GIVEN PROBLEM
Go through the data below and gather each line containing "Температура".
--- begin INPUT ---
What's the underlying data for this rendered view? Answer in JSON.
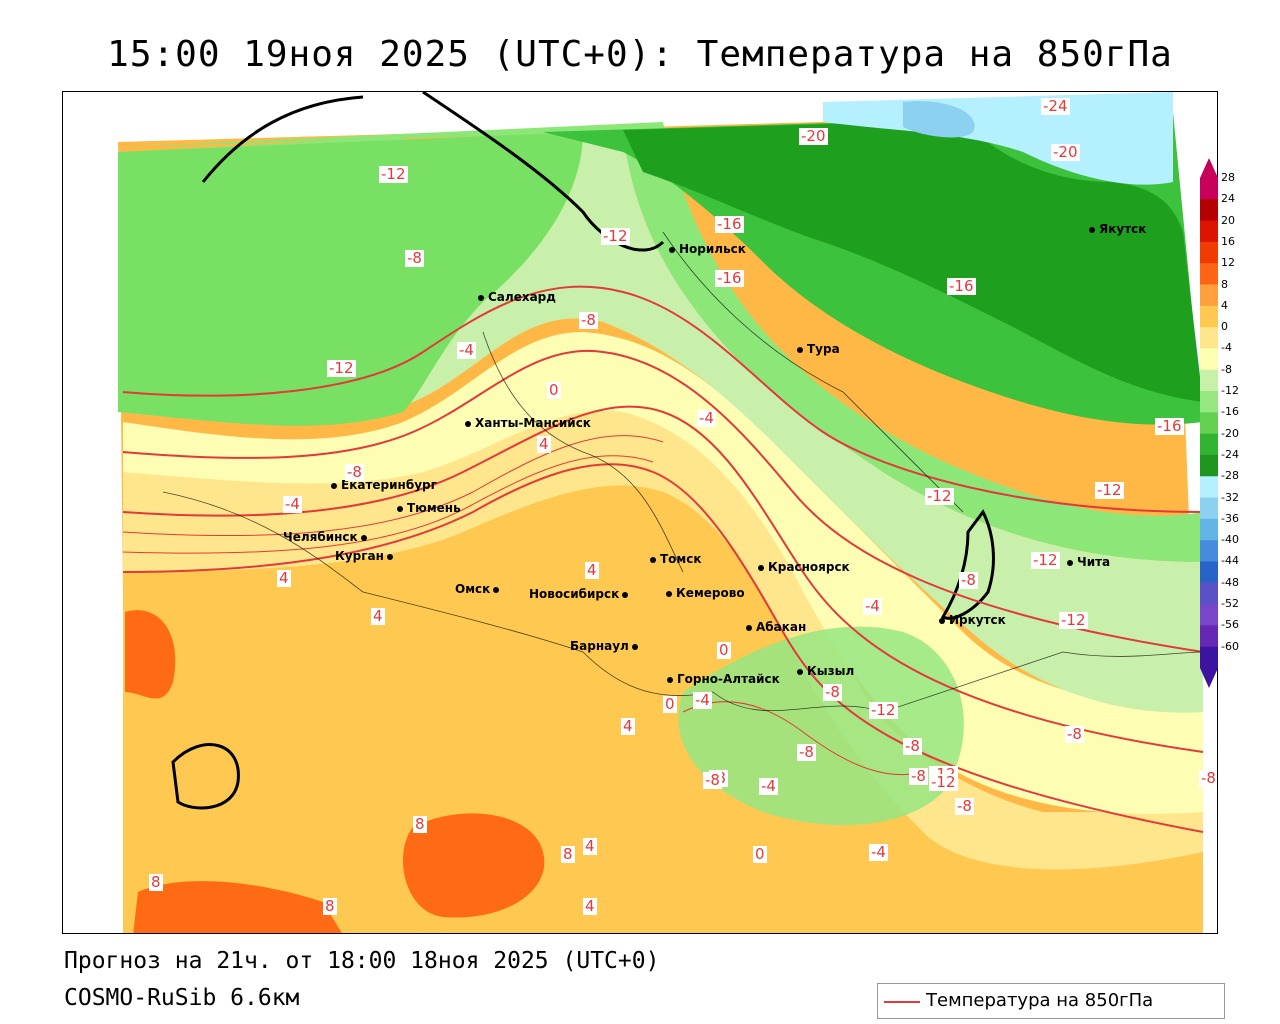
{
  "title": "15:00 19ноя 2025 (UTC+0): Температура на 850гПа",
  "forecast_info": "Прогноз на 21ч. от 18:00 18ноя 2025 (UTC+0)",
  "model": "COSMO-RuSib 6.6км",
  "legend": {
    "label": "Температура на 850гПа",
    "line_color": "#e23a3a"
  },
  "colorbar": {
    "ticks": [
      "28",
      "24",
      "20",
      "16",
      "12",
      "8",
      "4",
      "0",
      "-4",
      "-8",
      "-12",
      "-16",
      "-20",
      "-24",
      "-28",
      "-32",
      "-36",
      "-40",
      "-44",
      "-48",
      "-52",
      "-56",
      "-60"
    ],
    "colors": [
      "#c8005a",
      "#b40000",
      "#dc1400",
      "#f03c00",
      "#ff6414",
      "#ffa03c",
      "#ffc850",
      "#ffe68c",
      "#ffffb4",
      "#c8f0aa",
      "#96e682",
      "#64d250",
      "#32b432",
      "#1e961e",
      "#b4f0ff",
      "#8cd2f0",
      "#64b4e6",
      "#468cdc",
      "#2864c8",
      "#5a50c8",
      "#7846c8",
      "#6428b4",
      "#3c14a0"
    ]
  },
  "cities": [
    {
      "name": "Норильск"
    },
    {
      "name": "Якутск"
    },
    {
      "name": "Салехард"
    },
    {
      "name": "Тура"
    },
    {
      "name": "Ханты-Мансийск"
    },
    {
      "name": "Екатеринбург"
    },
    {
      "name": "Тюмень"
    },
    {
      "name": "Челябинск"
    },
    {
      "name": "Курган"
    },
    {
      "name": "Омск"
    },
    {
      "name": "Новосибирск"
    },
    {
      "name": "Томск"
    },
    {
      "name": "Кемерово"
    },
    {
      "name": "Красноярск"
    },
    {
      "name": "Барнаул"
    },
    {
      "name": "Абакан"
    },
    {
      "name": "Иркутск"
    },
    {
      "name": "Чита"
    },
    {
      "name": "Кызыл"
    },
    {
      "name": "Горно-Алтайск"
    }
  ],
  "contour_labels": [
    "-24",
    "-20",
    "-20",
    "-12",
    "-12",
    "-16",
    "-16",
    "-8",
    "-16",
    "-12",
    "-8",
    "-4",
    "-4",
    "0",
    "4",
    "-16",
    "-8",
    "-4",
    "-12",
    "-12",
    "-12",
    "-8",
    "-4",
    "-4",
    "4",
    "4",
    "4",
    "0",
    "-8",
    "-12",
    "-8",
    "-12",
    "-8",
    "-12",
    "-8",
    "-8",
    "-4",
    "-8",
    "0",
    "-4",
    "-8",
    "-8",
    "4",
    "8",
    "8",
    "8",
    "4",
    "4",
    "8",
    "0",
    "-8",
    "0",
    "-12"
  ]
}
--- end INPUT ---
RESULT OF THE EXERCISE
  "title": "15:00 19ноя 2025 (UTC+0): Температура на 850гПа",
    "label": "Температура на 850гПа",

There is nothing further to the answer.